Using the entries that follow, state how many lines contain the word "this". The response is that number and nothing more.

################

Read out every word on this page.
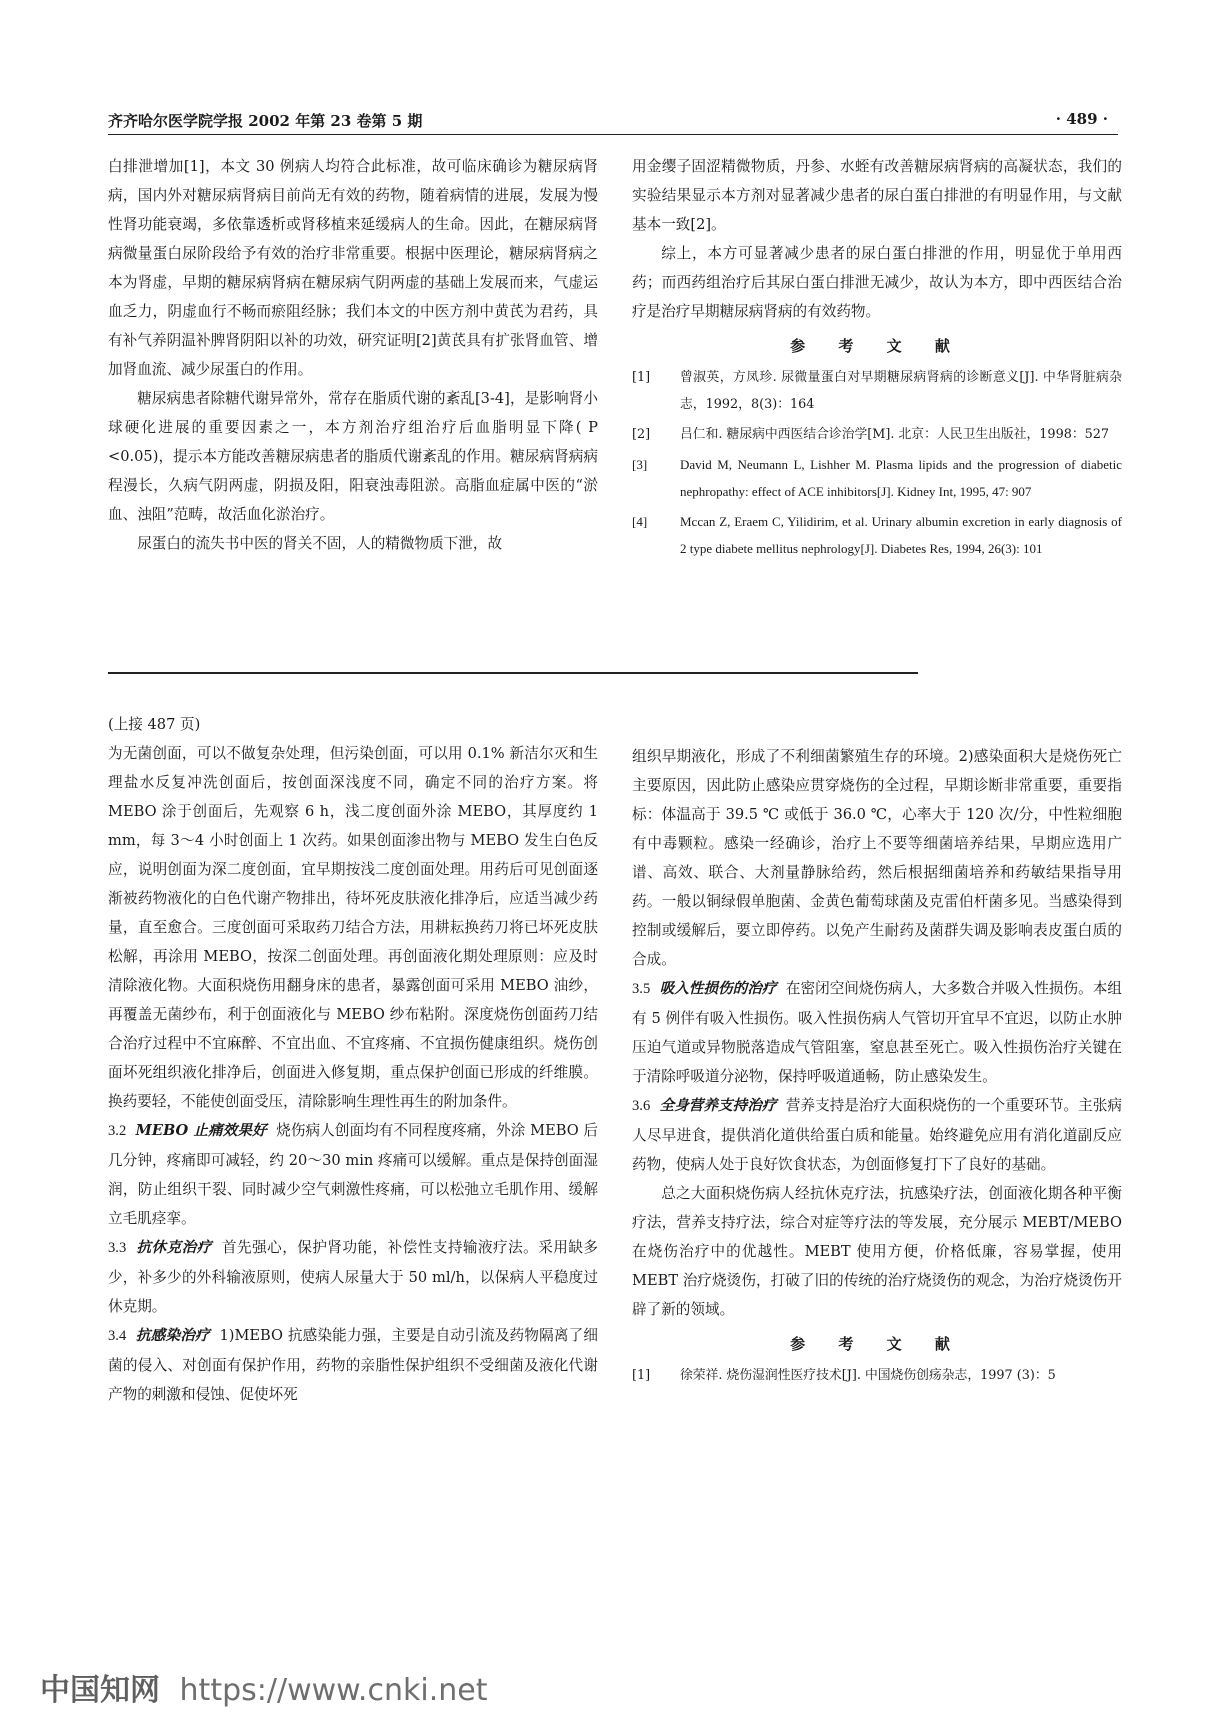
齐齐哈尔医学院学报 2002 年第 23 卷第 5 期	· 489 ·

白排泄增加[1]，本文 30 例病人均符合此标准，故可临床确诊为糖尿病肾病，国内外对糖尿病肾病目前尚无有效的药物，随着病情的进展，发展为慢性肾功能衰竭，多依靠透析或肾移植来延缓病人的生命。因此，在糖尿病肾病微量蛋白尿阶段给予有效的治疗非常重要。根据中医理论，糖尿病肾病之本为肾虚，早期的糖尿病肾病在糖尿病气阴两虚的基础上发展而来，气虚运血乏力，阴虚血行不畅而瘀阻经脉；我们本文的中医方剂中黄芪为君药，具有补气养阴温补脾肾阴阳以补的功效，研究证明[2]黄芪具有扩张肾血管、增加肾血流、减少尿蛋白的作用。

糖尿病患者除糖代谢异常外，常存在脂质代谢的紊乱[3-4]，是影响肾小球硬化进展的重要因素之一，本方剂治疗组治疗后血脂明显下降( P <0.05)，提示本方能改善糖尿病患者的脂质代谢紊乱的作用。糖尿病肾病病程漫长，久病气阴两虚，阴损及阳，阳衰浊毒阻淤。高脂血症属中医的“淤血、浊阻”范畴，故活血化淤治疗。

尿蛋白的流失书中医的肾关不固，人的精微物质下泄，故

用金缨子固涩精微物质，丹参、水蛭有改善糖尿病肾病的高凝状态，我们的实验结果显示本方剂对显著减少患者的尿白蛋白排泄的有明显作用，与文献基本一致[2]。

综上，本方可显著减少患者的尿白蛋白排泄的作用，明显优于单用西药；而西药组治疗后其尿白蛋白排泄无减少，故认为本方，即中西医结合治疗是治疗早期糖尿病肾病的有效药物。

参 考 文 献
[1] 曾淑英，方凤珍. 尿微量蛋白对早期糖尿病肾病的诊断意义[J]. 中华肾脏病杂志，1992，8(3)：164
[2] 吕仁和. 糖尿病中西医结合诊治学[M]. 北京：人民卫生出版社，1998：527
[3]	David M, Neumann L, Lishher M. Plasma lipids and the progression of diabetic nephropathy: effect of ACE inhibitors[J]. Kidney Int, 1995, 47: 907
[4]	Mccan Z, Eraem C, Yilidirim, et al. Urinary albumin excretion in early diagnosis of 2 type diabete mellitus nephrology[J]. Diabetes Res, 1994, 26(3): 101

(上接 487 页)

为无菌创面，可以不做复杂处理，但污染创面，可以用 0.1% 新洁尔灭和生理盐水反复冲洗创面后，按创面深浅度不同，确定不同的治疗方案。将 MEBO 涂于创面后，先观察 6 h，浅二度创面外涂 MEBO，其厚度约 1 mm，每 3～4 小时创面上 1 次药。如果创面渗出物与 MEBO 发生白色反应，说明创面为深二度创面，宜早期按浅二度创面处理。用药后可见创面逐渐被药物液化的白色代谢产物排出，待坏死皮肤液化排净后，应适当减少药量，直至愈合。三度创面可采取药刀结合方法，用耕耘换药刀将已坏死皮肤松解，再涂用 MEBO，按深二创面处理。再创面液化期处理原则：应及时清除液化物。大面积烧伤用翻身床的患者，暴露创面可采用 MEBO 油纱，再覆盖无菌纱布，利于创面液化与 MEBO 纱布粘附。深度烧伤创面药刀结合治疗过程中不宜麻醉、不宜出血、不宜疼痛、不宜损伤健康组织。烧伤创面坏死组织液化排净后，创面进入修复期，重点保护创面已形成的纤维膜。换药要轻，不能使创面受压，清除影响生理性再生的附加条件。

3.2 MEBO 止痛效果好 烧伤病人创面均有不同程度疼痛，外涂 MEBO 后几分钟，疼痛即可减轻，约 20～30 min 疼痛可以缓解。重点是保持创面湿润，防止组织干裂、同时减少空气刺激性疼痛，可以松弛立毛肌作用、缓解立毛肌痉挛。

3.3 抗休克治疗 首先强心，保护肾功能，补偿性支持输液疗法。采用缺多少，补多少的外科输液原则，使病人尿量大于 50 ml/h，以保病人平稳度过休克期。

3.4 抗感染治疗 1)MEBO 抗感染能力强，主要是自动引流及药物隔离了细菌的侵入、对创面有保护作用，药物的亲脂性保护组织不受细菌及液化代谢产物的刺激和侵蚀、促使坏死

组织早期液化，形成了不利细菌繁殖生存的环境。2)感染面积大是烧伤死亡主要原因，因此防止感染应贯穿烧伤的全过程，早期诊断非常重要，重要指标：体温高于 39.5 ℃ 或低于 36.0 ℃，心率大于 120 次/分，中性粒细胞有中毒颗粒。感染一经确诊，治疗上不要等细菌培养结果，早期应选用广谱、高效、联合、大剂量静脉给药，然后根据细菌培养和药敏结果指导用药。一般以铜绿假单胞菌、金黄色葡萄球菌及克雷伯杆菌多见。当感染得到控制或缓解后，要立即停药。以免产生耐药及菌群失调及影响表皮蛋白质的合成。

3.5 吸入性损伤的治疗 在密闭空间烧伤病人，大多数合并吸入性损伤。本组有 5 例伴有吸入性损伤。吸入性损伤病人气管切开宜早不宜迟，以防止水肿压迫气道或异物脱落造成气管阻塞，窒息甚至死亡。吸入性损伤治疗关键在于清除呼吸道分泌物，保持呼吸道通畅，防止感染发生。

3.6 全身营养支持治疗 营养支持是治疗大面积烧伤的一个重要环节。主张病人尽早进食，提供消化道供给蛋白质和能量。始终避免应用有消化道副反应药物，使病人处于良好饮食状态，为创面修复打下了良好的基础。

总之大面积烧伤病人经抗休克疗法，抗感染疗法，创面液化期各种平衡疗法，营养支持疗法，综合对症等疗法的等发展，充分展示 MEBT/MEBO 在烧伤治疗中的优越性。MEBT 使用方便，价格低廉，容易掌握，使用 MEBT 治疗烧烫伤，打破了旧的传统的治疗烧烫伤的观念，为治疗烧烫伤开辟了新的领域。

参 考 文 献
[1] 徐荣祥. 烧伤湿润性医疗技术[J]. 中国烧伤创疡杂志，1997 (3)：5
中国知网 https://www.cnki.net
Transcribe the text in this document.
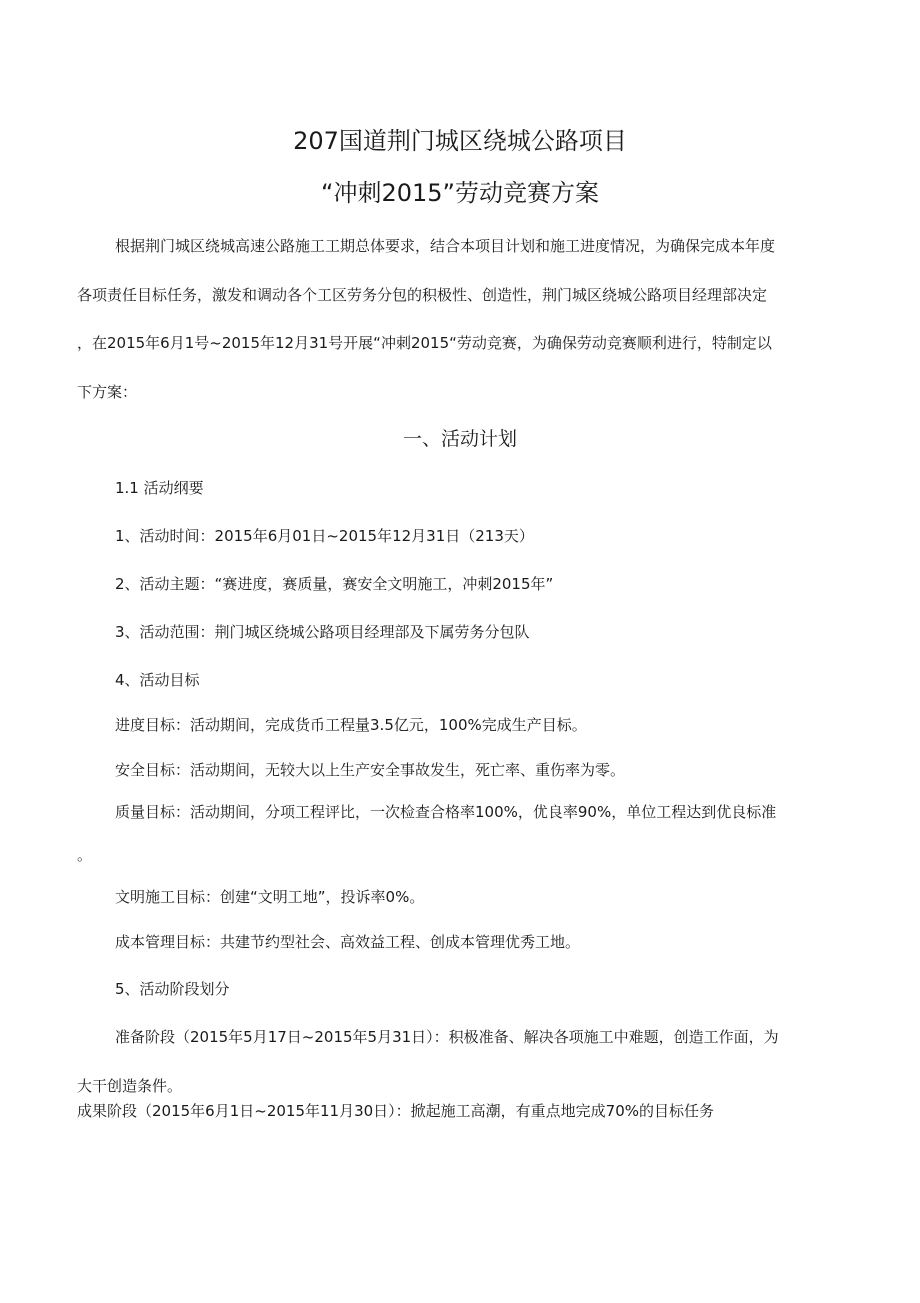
207国道荆门城区绕城公路项目
“冲刺2015”劳动竞赛方案
根据荆门城区绕城高速公路施工工期总体要求，结合本项目计划和施工进度情况，为确保完成本年度
各项责任目标任务，激发和调动各个工区劳务分包的积极性、创造性，荆门城区绕城公路项目经理部决定
，在2015年6月1号~2015年12月31号开展“冲刺2015“劳动竞赛，为确保劳动竞赛顺利进行，特制定以
下方案：
一、活动计划
1.1 活动纲要
1、活动时间：2015年6月01日~2015年12月31日（213天）
2、活动主题：“赛进度，赛质量，赛安全文明施工，冲刺2015年”
3、活动范围：荆门城区绕城公路项目经理部及下属劳务分包队
4、活动目标
进度目标：活动期间，完成货币工程量3.5亿元，100%完成生产目标。
安全目标：活动期间，无较大以上生产安全事故发生，死亡率、重伤率为零。
质量目标：活动期间，分项工程评比，一次检查合格率100%，优良率90%，单位工程达到优良标准
。
文明施工目标：创建“文明工地”，投诉率0%。
成本管理目标：共建节约型社会、高效益工程、创成本管理优秀工地。
5、活动阶段划分
准备阶段（2015年5月17日~2015年5月31日）：积极准备、解决各项施工中难题，创造工作面，为
大干创造条件。
成果阶段（2015年6月1日~2015年11月30日）：掀起施工高潮，有重点地完成70%的目标任务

################

FINAL ANSWER — 2